◆ DATA FOR THIS EXERCISE
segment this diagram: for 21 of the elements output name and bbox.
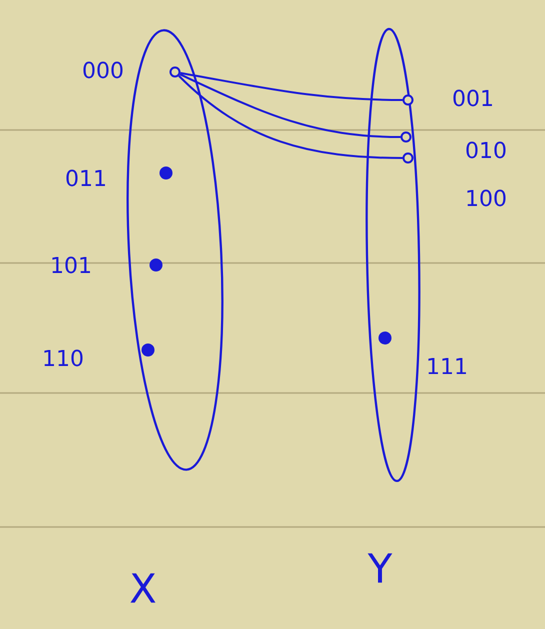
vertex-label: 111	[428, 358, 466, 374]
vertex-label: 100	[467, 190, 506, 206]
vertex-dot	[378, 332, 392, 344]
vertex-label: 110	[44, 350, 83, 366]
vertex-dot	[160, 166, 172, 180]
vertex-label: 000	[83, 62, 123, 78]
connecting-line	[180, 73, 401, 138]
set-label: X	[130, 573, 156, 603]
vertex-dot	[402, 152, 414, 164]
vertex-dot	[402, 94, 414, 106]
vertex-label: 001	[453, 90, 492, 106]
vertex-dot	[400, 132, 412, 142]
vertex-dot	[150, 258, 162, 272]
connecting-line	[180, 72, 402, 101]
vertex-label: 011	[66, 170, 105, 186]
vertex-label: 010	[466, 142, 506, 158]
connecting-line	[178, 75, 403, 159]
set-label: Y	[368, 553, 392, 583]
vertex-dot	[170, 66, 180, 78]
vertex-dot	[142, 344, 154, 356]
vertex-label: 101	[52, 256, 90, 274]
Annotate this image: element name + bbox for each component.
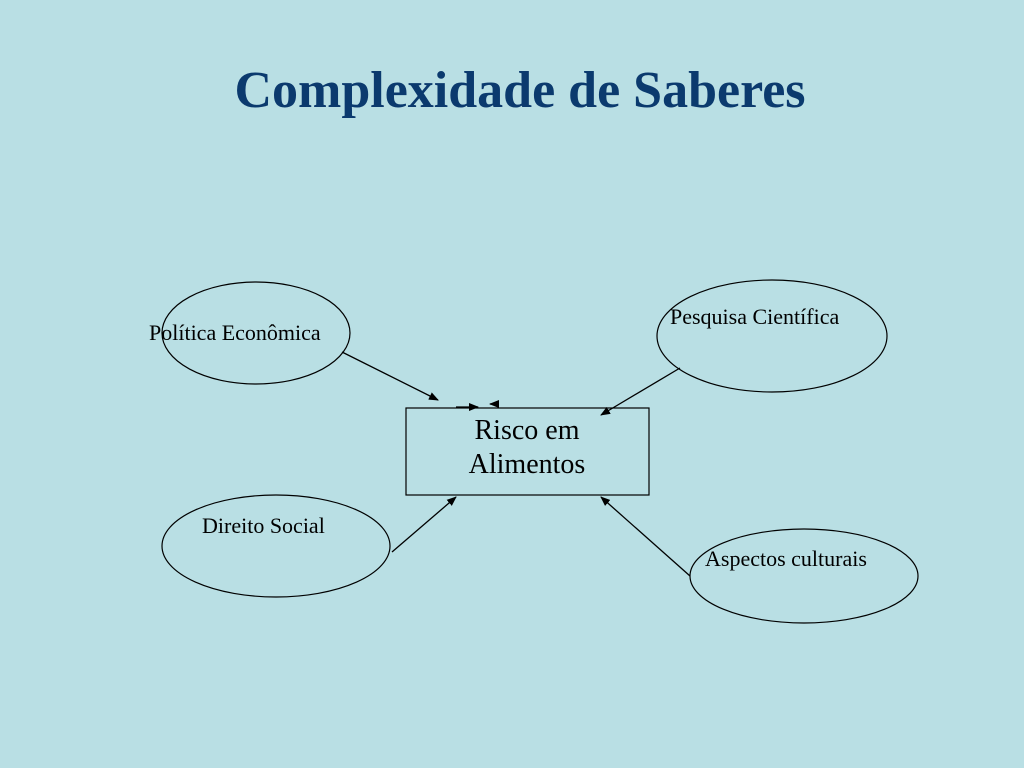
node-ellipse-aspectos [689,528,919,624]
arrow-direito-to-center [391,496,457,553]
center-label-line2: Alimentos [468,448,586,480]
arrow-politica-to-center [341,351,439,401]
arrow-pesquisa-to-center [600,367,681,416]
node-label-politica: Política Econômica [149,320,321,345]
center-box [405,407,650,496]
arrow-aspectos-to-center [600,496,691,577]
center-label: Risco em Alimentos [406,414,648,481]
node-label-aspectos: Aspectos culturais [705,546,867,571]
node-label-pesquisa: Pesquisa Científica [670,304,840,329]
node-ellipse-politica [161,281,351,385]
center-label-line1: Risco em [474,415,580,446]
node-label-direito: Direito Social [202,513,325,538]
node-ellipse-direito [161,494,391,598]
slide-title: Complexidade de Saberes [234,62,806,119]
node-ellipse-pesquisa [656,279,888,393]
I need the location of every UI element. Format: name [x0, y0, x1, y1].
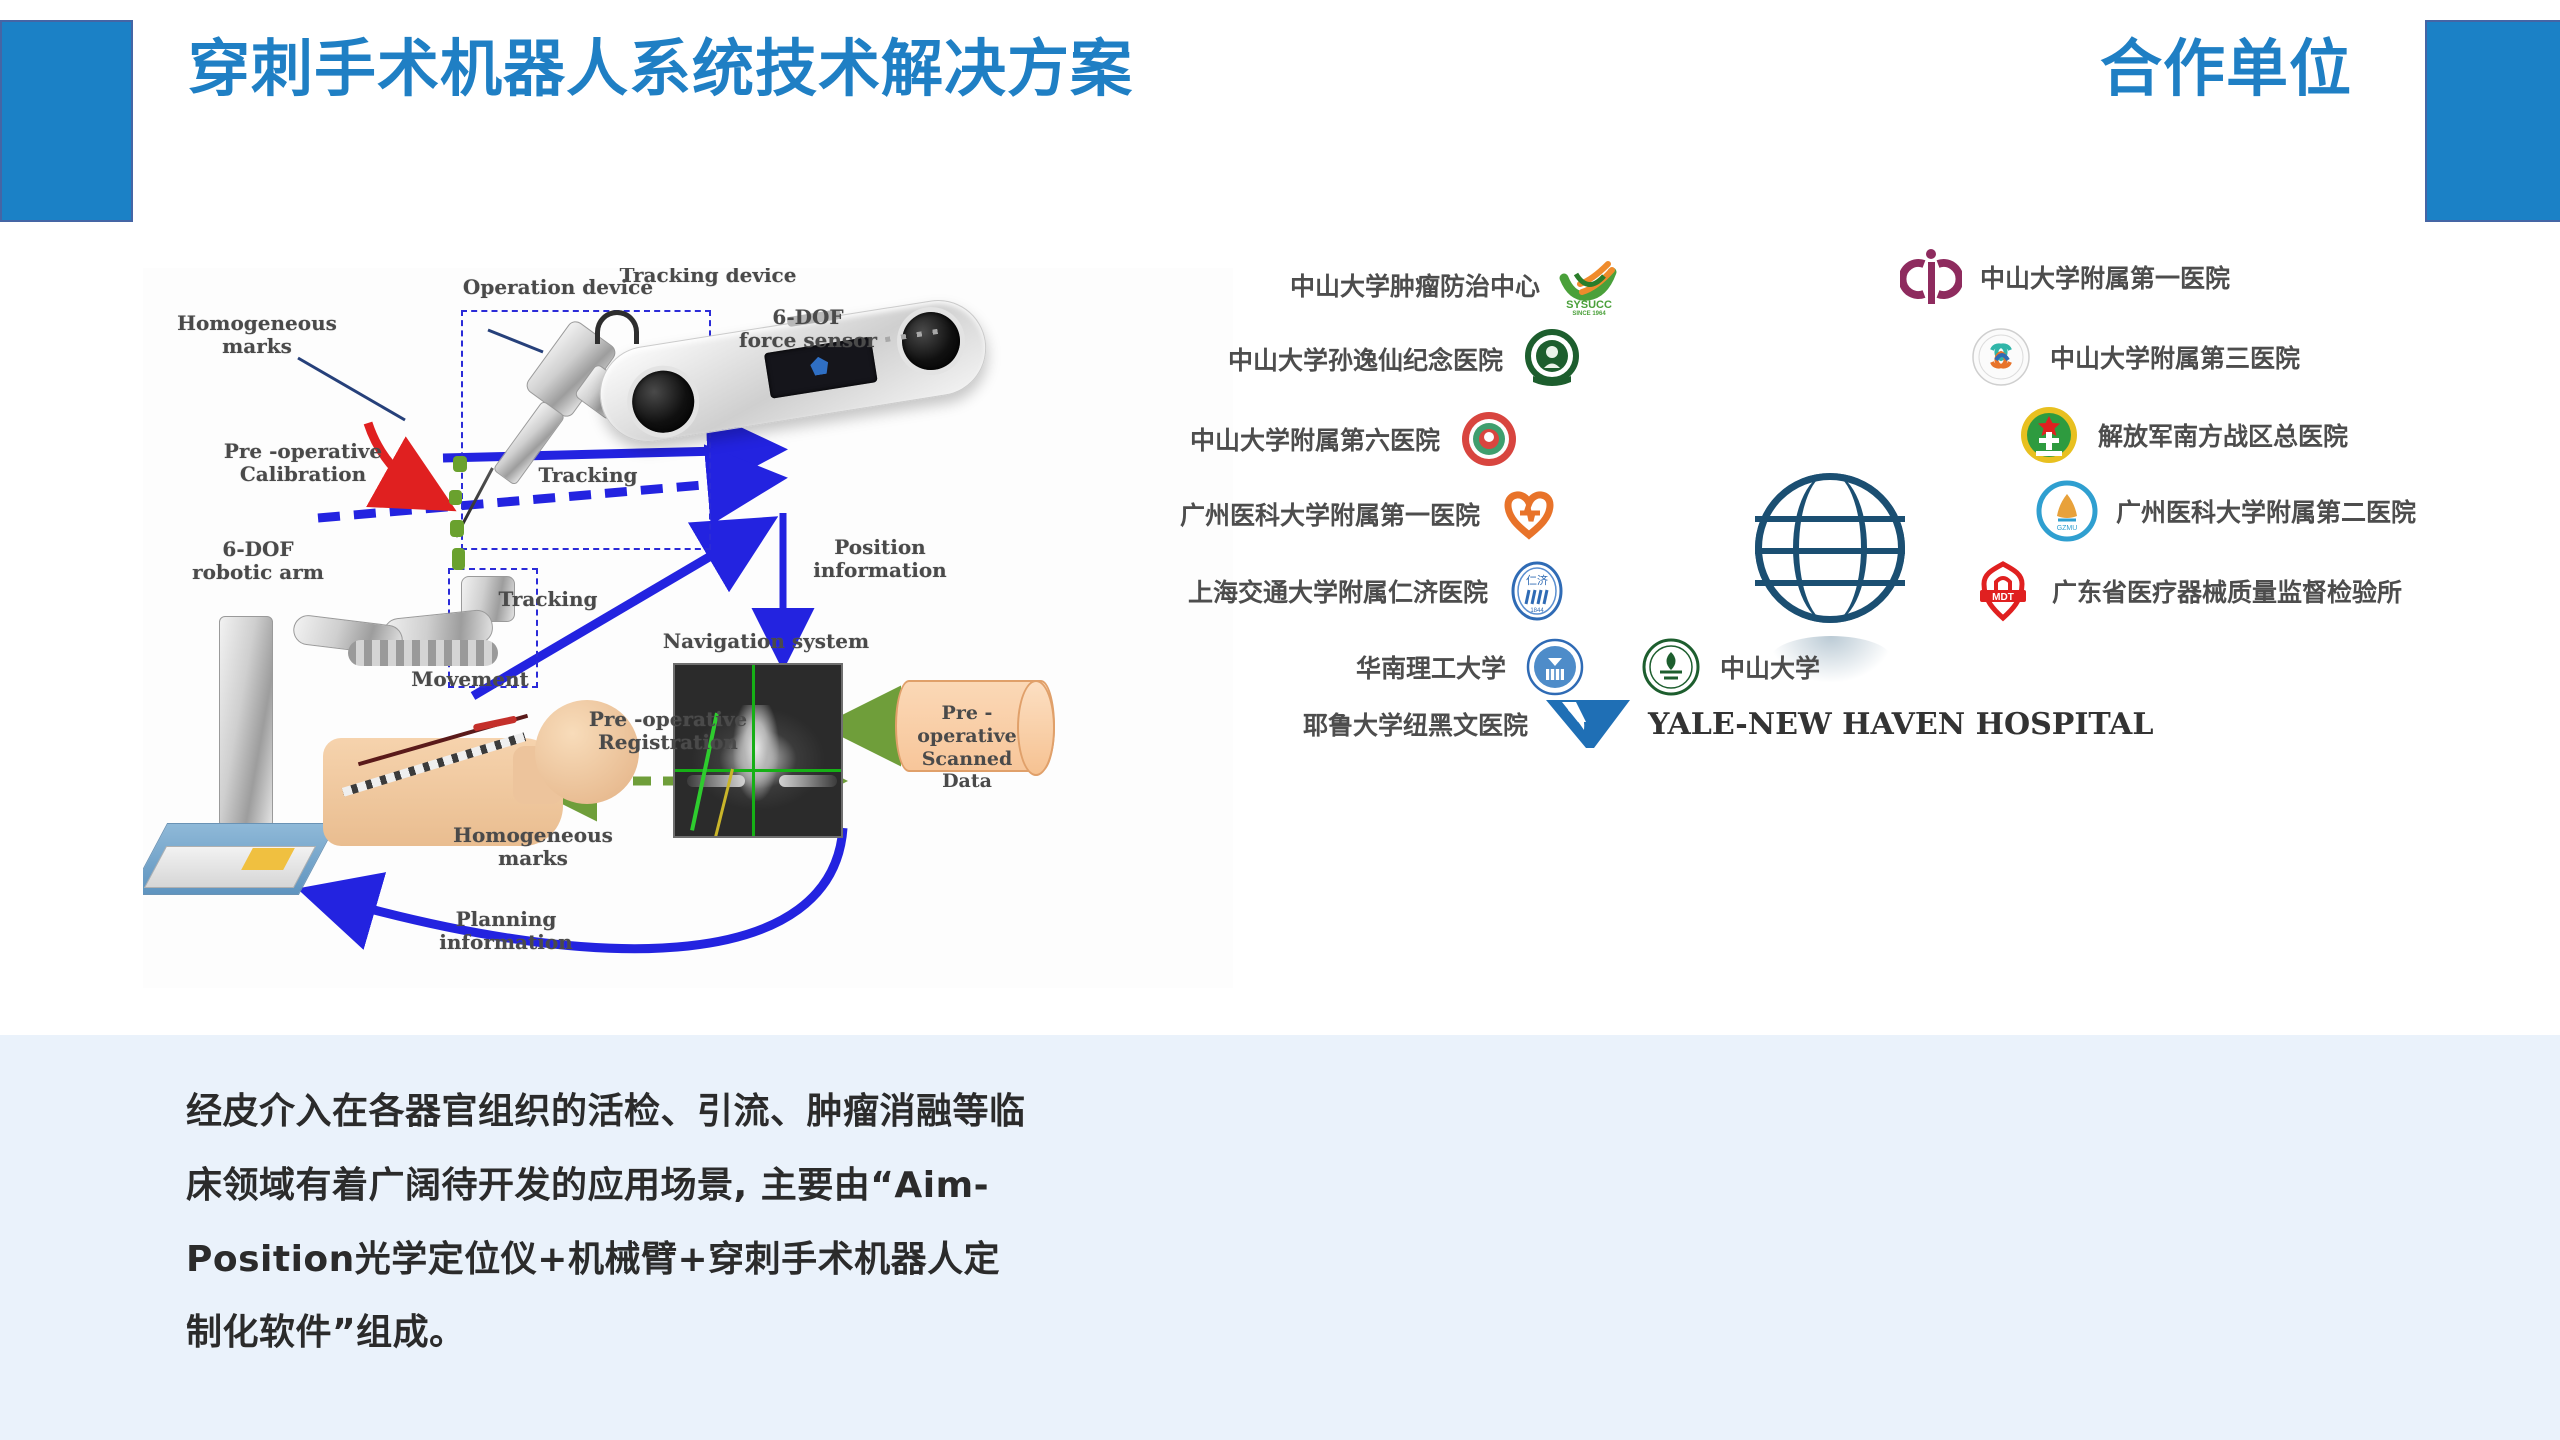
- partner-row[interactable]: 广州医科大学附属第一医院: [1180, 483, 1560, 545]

◆ GOAL OF THE EXERCISE
Reproduce all the records above line for line, with nothing altered, and omit the picture lines.

◆ TASK RESULT
segment this diagram: for 21 of the elements output name and bbox.
vertex-label: 111	[428, 358, 466, 374]
vertex-label: 100	[467, 190, 506, 206]
vertex-dot	[378, 332, 392, 344]
vertex-label: 110	[44, 350, 83, 366]
vertex-dot	[160, 166, 172, 180]
vertex-label: 000	[83, 62, 123, 78]
connecting-line	[180, 73, 401, 138]
set-label: X	[130, 573, 156, 603]
vertex-dot	[402, 152, 414, 164]
vertex-dot	[402, 94, 414, 106]
vertex-label: 001	[453, 90, 492, 106]
vertex-dot	[400, 132, 412, 142]
vertex-dot	[150, 258, 162, 272]
connecting-line	[180, 72, 402, 101]
vertex-label: 011	[66, 170, 105, 186]
vertex-label: 010	[466, 142, 506, 158]
connecting-line	[178, 75, 403, 159]
set-label: Y	[368, 553, 392, 583]
vertex-dot	[170, 66, 180, 78]
vertex-dot	[142, 344, 154, 356]
vertex-label: 101	[52, 256, 90, 274]
Annotate this image: element name + bbox for each component.
node-ellipse-aspectos [689,528,919,624]
arrow-direito-to-center [391,496,457,553]
center-label-line2: Alimentos [468,448,586,480]
arrow-politica-to-center [341,351,439,401]
arrow-pesquisa-to-center [600,367,681,416]
node-label-politica: Política Econômica [149,320,321,345]
center-box [405,407,650,496]
arrow-aspectos-to-center [600,496,691,577]
center-label: Risco em Alimentos [406,414,648,481]
node-label-aspectos: Aspectos culturais [705,546,867,571]
node-label-pesquisa: Pesquisa Científica [670,304,840,329]
node-ellipse-politica [161,281,351,385]
center-label-line1: Risco em [474,415,580,446]
node-label-direito: Direito Social [202,513,325,538]
node-ellipse-direito [161,494,391,598]
slide-title: Complexidade de Saberes [234,62,806,119]
node-ellipse-pesquisa [656,279,888,393]
I need the location of every UI element. Format: name [x0, y0, x1, y1].
- partner-row[interactable]: 广州医科大学附属第一医院: [1180, 483, 1560, 545]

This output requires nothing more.